Short problem:
Search the records for the word "harakati" and report each line that has it.

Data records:
——

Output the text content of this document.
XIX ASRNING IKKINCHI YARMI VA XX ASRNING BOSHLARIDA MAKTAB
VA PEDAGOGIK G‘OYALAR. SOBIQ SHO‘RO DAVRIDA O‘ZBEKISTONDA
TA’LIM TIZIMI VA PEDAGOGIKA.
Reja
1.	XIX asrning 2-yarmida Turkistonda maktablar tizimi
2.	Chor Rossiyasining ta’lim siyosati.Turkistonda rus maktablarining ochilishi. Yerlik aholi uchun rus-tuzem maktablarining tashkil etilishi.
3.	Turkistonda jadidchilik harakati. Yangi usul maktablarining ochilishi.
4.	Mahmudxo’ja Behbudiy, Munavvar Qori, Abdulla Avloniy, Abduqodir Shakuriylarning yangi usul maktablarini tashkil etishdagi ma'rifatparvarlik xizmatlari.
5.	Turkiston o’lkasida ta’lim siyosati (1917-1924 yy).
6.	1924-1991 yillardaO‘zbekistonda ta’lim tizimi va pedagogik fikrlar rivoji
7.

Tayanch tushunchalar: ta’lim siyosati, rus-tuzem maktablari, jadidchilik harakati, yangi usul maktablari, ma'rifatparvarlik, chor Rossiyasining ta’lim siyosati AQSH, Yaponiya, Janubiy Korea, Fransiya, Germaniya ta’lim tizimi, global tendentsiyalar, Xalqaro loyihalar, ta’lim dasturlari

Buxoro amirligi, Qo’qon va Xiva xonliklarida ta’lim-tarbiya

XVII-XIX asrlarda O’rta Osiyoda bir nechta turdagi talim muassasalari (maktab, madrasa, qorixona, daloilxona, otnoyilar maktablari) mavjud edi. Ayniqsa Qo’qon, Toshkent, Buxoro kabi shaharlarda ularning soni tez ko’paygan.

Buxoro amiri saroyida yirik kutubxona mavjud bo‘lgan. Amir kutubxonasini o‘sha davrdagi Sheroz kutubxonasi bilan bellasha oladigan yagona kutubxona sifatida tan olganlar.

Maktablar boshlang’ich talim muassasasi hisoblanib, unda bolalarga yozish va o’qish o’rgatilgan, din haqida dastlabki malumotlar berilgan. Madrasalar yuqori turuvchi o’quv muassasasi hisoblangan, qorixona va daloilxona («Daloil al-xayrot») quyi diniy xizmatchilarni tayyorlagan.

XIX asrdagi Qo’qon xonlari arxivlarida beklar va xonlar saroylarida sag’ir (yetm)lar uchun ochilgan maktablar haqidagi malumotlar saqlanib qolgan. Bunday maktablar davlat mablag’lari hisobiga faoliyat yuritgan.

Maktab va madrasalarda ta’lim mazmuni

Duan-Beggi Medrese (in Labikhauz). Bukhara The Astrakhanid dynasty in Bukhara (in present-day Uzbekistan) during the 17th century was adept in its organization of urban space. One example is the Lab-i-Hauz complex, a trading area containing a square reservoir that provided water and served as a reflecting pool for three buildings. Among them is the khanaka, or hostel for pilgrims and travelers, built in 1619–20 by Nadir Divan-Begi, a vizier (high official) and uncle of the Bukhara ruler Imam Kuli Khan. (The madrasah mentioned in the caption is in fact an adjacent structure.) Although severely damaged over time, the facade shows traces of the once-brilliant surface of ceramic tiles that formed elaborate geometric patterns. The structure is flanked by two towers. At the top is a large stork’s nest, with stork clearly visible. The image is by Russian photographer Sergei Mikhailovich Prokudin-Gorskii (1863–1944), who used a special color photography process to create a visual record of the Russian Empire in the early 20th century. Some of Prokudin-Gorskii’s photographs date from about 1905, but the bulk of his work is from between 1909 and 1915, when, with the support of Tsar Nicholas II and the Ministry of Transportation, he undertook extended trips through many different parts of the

——

Full output:
3.	Turkistonda jadidchilik harakati. Yangi usul maktablarining ochilishi.
Tayanch tushunchalar: ta’lim siyosati, rus-tuzem maktablari, jadidchilik harakati, yangi usul maktablari, ma'rifatparvarlik, chor Rossiyasining ta’lim siyosati AQSH, Yaponiya, Janubiy Korea, Fransiya, Germaniya ta’lim tizimi, global tendentsiyalar, Xalqaro loyihalar, ta’lim dasturlari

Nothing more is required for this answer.